··· Entries

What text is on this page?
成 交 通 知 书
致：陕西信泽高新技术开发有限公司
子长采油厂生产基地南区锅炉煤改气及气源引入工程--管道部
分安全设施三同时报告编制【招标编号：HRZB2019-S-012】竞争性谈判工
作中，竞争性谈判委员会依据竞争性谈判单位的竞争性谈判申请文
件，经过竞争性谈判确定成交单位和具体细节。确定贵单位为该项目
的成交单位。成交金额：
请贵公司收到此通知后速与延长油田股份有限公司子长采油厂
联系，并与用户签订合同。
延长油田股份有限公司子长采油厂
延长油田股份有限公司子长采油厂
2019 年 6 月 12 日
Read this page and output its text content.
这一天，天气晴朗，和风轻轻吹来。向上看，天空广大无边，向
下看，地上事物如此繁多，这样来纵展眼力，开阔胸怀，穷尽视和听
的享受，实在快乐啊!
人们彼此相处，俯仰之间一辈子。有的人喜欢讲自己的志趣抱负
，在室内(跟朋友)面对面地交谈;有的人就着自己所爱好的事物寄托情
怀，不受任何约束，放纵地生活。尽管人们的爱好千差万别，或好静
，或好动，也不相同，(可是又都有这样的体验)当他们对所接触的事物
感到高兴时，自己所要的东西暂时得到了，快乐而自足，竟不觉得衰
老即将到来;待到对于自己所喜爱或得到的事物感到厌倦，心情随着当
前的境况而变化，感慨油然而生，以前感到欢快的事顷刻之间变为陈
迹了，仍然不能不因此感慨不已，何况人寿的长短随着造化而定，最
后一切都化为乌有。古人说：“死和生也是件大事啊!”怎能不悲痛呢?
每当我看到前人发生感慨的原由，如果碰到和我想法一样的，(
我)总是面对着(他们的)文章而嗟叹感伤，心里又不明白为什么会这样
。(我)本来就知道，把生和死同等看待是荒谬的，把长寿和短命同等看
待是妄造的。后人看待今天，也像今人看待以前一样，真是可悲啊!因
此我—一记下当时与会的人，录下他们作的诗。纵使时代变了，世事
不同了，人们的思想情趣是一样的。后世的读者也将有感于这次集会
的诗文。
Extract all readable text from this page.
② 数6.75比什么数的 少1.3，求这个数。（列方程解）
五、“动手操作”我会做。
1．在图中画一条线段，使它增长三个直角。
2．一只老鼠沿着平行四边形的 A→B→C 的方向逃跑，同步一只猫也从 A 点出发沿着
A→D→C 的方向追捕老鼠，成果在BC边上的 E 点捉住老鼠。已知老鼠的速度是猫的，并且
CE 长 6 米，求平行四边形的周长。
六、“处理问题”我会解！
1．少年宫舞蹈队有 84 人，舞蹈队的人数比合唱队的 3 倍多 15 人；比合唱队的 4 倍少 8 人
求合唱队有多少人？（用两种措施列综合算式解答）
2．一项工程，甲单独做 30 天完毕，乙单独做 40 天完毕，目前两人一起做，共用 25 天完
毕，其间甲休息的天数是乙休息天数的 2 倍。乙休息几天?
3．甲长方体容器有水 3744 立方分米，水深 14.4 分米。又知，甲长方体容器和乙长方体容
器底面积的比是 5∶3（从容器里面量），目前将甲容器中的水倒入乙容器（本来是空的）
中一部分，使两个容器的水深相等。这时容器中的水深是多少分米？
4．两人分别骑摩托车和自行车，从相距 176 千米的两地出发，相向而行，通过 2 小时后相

······

→ **Task description**: Give the data again, exactly as it stands.

→ **Solution to this task**:
What text is on this page?
成 交 通 知 书
致：陕西信泽高新技术开发有限公司
子长采油厂生产基地南区锅炉煤改气及气源引入工程--管道部
分安全设施三同时报告编制【招标编号：HRZB2019-S-012】竞争性谈判工
作中，竞争性谈判委员会依据竞争性谈判单位的竞争性谈判申请文
件，经过竞争性谈判确定成交单位和具体细节。确定贵单位为该项目
的成交单位。成交金额：
请贵公司收到此通知后速与延长油田股份有限公司子长采油厂
联系，并与用户签订合同。
延长油田股份有限公司子长采油厂
延长油田股份有限公司子长采油厂
2019 年 6 月 12 日
Read this page and output its text content.
这一天，天气晴朗，和风轻轻吹来。向上看，天空广大无边，向
下看，地上事物如此繁多，这样来纵展眼力，开阔胸怀，穷尽视和听
的享受，实在快乐啊!
人们彼此相处，俯仰之间一辈子。有的人喜欢讲自己的志趣抱负
，在室内(跟朋友)面对面地交谈;有的人就着自己所爱好的事物寄托情
怀，不受任何约束，放纵地生活。尽管人们的爱好千差万别，或好静
，或好动，也不相同，(可是又都有这样的体验)当他们对所接触的事物
感到高兴时，自己所要的东西暂时得到了，快乐而自足，竟不觉得衰
老即将到来;待到对于自己所喜爱或得到的事物感到厌倦，心情随着当
前的境况而变化，感慨油然而生，以前感到欢快的事顷刻之间变为陈
迹了，仍然不能不因此感慨不已，何况人寿的长短随着造化而定，最
后一切都化为乌有。古人说：“死和生也是件大事啊!”怎能不悲痛呢?
每当我看到前人发生感慨的原由，如果碰到和我想法一样的，(
我)总是面对着(他们的)文章而嗟叹感伤，心里又不明白为什么会这样
。(我)本来就知道，把生和死同等看待是荒谬的，把长寿和短命同等看
待是妄造的。后人看待今天，也像今人看待以前一样，真是可悲啊!因
此我—一记下当时与会的人，录下他们作的诗。纵使时代变了，世事
不同了，人们的思想情趣是一样的。后世的读者也将有感于这次集会
的诗文。
Extract all readable text from this page.
② 数6.75比什么数的 少1.3，求这个数。（列方程解）
五、“动手操作”我会做。
1．在图中画一条线段，使它增长三个直角。
2．一只老鼠沿着平行四边形的 A→B→C 的方向逃跑，同步一只猫也从 A 点出发沿着
A→D→C 的方向追捕老鼠，成果在BC边上的 E 点捉住老鼠。已知老鼠的速度是猫的，并且
CE 长 6 米，求平行四边形的周长。
六、“处理问题”我会解！
1．少年宫舞蹈队有 84 人，舞蹈队的人数比合唱队的 3 倍多 15 人；比合唱队的 4 倍少 8 人
求合唱队有多少人？（用两种措施列综合算式解答）
2．一项工程，甲单独做 30 天完毕，乙单独做 40 天完毕，目前两人一起做，共用 25 天完
毕，其间甲休息的天数是乙休息天数的 2 倍。乙休息几天?
3．甲长方体容器有水 3744 立方分米，水深 14.4 分米。又知，甲长方体容器和乙长方体容
器底面积的比是 5∶3（从容器里面量），目前将甲容器中的水倒入乙容器（本来是空的）
中一部分，使两个容器的水深相等。这时容器中的水深是多少分米？
4．两人分别骑摩托车和自行车，从相距 176 千米的两地出发，相向而行，通过 2 小时后相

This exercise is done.